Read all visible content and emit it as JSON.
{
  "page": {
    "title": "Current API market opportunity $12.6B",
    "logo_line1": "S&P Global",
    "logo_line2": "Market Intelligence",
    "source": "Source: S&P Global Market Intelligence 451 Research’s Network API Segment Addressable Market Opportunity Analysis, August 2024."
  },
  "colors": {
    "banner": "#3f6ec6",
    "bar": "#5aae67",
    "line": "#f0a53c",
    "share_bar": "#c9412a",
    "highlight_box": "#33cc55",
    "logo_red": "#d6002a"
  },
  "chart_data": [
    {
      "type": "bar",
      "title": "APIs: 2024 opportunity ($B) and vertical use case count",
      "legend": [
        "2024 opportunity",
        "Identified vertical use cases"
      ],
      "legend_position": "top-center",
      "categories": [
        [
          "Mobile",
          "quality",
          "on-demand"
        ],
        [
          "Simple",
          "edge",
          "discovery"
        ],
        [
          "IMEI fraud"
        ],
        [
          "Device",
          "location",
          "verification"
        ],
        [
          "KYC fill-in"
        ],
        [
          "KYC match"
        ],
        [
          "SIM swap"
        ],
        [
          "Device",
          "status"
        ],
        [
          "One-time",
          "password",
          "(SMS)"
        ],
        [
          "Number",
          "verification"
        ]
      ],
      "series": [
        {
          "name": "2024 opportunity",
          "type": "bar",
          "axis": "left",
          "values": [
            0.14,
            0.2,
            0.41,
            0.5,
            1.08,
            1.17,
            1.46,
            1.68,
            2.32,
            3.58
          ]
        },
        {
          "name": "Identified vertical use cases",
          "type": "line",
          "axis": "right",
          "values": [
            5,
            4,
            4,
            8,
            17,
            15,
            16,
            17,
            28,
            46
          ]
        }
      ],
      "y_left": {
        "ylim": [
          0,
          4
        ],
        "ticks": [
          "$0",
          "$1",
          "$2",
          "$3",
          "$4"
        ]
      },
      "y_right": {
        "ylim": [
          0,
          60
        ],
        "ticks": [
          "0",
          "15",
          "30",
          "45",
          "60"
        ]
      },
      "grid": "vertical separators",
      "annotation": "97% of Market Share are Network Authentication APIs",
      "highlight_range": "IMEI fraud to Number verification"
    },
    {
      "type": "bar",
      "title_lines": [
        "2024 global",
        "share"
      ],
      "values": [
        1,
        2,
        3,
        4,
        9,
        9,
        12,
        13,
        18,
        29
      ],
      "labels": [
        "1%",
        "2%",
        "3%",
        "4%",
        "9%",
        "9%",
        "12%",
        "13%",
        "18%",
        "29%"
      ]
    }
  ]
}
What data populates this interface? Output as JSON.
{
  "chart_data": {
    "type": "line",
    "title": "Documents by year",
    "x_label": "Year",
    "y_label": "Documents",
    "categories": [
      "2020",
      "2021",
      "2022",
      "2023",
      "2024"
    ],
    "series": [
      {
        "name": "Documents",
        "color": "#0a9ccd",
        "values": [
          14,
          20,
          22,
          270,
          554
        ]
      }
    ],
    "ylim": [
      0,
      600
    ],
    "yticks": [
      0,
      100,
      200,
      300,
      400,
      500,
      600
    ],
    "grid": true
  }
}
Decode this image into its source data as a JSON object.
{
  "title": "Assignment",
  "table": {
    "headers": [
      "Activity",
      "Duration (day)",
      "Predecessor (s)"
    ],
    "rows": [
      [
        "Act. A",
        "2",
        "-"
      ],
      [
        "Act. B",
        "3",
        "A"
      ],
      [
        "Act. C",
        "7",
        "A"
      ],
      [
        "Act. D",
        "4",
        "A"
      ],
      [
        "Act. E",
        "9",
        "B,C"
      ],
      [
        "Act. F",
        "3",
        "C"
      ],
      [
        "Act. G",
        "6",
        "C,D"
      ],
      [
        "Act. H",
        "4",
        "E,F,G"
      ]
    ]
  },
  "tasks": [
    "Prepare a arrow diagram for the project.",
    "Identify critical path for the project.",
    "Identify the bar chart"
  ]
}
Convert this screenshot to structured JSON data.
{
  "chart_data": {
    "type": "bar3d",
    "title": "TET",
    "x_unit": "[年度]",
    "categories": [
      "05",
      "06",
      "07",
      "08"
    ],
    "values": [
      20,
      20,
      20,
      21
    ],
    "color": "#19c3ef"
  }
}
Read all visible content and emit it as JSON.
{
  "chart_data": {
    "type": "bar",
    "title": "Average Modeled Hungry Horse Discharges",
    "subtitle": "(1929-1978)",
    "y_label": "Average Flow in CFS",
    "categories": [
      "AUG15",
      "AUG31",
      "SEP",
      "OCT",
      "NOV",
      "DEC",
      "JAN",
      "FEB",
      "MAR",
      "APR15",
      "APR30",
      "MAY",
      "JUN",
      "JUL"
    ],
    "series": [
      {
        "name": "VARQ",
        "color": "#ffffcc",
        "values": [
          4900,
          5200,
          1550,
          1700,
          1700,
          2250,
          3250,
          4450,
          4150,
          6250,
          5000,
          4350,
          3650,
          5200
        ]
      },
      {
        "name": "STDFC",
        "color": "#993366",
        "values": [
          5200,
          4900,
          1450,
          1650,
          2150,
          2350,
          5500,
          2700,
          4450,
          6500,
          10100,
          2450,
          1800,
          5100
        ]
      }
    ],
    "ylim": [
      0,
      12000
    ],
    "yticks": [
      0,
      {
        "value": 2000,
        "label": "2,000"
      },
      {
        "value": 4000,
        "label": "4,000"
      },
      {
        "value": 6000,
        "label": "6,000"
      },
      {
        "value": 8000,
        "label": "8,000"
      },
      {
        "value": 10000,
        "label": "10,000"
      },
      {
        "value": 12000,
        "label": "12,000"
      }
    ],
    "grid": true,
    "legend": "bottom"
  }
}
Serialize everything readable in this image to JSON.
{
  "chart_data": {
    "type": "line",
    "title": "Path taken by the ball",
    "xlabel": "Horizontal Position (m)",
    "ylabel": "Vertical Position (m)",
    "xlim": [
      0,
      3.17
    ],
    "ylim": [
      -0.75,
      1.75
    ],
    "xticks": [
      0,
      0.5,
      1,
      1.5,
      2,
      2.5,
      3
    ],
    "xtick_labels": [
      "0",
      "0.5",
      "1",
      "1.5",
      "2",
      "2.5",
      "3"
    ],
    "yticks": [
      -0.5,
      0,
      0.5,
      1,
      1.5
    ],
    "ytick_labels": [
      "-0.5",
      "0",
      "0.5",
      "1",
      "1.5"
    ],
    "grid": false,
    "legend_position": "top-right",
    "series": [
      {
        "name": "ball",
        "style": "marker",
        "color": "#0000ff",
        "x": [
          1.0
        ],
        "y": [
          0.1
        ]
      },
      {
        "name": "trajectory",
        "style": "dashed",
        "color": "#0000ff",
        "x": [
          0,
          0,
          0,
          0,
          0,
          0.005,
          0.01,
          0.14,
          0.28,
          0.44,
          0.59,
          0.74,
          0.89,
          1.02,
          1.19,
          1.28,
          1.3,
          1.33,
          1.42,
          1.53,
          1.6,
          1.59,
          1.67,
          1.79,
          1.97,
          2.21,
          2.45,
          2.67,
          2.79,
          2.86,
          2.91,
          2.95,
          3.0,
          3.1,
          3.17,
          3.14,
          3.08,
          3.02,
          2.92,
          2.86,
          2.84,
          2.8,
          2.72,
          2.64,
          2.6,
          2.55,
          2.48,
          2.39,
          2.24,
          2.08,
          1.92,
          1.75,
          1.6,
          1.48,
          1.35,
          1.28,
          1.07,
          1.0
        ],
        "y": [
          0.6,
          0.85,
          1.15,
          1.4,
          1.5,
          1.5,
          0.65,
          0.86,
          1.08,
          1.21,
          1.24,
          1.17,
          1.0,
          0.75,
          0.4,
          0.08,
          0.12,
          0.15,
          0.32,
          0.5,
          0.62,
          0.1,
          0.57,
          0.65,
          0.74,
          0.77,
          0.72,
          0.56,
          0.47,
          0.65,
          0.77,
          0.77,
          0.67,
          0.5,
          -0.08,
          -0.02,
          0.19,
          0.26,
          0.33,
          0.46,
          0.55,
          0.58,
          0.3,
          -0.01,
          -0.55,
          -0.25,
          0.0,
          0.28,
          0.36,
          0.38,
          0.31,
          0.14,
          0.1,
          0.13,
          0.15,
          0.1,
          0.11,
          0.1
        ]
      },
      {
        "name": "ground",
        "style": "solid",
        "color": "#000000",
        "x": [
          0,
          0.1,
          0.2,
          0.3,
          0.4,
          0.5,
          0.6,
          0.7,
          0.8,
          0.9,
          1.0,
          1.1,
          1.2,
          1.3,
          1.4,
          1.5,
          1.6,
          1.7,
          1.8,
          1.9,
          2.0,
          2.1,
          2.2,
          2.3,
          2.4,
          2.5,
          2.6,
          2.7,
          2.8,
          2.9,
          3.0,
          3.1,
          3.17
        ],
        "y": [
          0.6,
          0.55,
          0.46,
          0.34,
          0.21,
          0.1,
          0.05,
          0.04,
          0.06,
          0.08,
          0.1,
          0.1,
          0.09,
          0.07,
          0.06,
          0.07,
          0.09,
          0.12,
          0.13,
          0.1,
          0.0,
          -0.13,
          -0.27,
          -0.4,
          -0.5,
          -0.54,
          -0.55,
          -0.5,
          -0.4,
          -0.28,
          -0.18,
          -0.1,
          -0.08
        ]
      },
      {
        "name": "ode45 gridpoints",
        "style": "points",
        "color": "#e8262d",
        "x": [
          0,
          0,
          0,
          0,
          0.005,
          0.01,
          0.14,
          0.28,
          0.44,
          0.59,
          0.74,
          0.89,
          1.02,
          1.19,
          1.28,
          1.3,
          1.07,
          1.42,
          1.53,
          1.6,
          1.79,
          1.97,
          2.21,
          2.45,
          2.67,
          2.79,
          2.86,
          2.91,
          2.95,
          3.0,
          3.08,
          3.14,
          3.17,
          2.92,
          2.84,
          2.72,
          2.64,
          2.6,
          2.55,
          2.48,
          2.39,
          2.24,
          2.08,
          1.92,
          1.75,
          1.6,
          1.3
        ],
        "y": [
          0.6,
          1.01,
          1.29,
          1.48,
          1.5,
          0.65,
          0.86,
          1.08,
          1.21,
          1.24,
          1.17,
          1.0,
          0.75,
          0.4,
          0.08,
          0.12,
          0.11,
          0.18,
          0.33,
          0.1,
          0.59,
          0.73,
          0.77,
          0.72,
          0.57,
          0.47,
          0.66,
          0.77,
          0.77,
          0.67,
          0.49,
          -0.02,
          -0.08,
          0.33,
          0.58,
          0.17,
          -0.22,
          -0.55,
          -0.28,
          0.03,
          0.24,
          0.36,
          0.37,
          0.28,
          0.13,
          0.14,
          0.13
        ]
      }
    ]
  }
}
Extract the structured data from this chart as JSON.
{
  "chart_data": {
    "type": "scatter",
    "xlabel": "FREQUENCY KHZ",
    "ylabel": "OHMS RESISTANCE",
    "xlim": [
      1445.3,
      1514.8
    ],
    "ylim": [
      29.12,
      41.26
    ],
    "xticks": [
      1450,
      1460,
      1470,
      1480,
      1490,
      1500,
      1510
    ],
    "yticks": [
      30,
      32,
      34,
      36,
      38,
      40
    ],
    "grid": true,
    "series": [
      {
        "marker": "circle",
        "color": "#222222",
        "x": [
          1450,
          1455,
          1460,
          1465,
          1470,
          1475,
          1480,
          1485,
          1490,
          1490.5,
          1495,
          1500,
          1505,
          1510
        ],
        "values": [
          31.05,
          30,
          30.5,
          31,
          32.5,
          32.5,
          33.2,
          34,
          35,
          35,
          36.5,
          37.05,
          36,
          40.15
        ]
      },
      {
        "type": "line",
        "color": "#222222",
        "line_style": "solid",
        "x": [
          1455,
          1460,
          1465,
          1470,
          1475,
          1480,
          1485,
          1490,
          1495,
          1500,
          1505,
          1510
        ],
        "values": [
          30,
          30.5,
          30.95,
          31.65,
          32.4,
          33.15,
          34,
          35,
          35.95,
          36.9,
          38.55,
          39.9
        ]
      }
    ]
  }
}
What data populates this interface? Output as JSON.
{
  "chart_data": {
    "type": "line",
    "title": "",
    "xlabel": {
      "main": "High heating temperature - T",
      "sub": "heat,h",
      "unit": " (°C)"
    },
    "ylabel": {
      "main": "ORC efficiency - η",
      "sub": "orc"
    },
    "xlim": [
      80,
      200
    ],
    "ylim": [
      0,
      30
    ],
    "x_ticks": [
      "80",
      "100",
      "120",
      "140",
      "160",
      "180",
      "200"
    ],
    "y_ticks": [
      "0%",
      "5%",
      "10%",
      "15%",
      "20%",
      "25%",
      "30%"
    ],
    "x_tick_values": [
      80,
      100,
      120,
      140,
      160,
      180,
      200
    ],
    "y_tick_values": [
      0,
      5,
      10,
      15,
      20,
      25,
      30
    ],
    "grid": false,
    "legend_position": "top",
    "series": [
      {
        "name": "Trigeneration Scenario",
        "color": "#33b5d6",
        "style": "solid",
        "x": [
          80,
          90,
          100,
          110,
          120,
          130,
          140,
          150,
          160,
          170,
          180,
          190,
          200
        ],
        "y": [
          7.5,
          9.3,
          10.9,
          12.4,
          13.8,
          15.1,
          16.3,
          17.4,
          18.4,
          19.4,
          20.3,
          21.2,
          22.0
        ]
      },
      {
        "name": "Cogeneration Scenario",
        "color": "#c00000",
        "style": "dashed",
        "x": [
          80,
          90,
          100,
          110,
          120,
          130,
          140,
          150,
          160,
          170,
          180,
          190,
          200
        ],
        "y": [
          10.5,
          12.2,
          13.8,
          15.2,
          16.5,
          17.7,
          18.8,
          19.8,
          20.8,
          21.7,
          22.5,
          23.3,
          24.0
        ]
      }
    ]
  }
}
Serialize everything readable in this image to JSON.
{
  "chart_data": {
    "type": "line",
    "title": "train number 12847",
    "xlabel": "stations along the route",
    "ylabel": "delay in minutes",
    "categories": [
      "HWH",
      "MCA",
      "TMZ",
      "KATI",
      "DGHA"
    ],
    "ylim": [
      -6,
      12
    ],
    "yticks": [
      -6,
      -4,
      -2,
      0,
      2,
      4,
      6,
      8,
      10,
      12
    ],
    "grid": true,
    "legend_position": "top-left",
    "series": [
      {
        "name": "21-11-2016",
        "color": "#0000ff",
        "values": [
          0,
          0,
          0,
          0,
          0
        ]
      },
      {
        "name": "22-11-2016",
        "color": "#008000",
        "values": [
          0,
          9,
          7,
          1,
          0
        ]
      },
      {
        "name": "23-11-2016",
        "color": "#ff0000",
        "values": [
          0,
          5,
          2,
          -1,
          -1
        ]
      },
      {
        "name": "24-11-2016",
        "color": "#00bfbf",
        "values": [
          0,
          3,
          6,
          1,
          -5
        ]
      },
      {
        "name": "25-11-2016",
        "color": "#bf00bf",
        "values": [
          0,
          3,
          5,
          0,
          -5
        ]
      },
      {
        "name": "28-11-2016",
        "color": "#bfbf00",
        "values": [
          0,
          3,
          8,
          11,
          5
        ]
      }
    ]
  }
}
=-=-=-=-=
#### [Work to complete]
Looking at the listing above, count the lines that contain "IMEI" and give nothing but the number.

#### [Answer in full]
2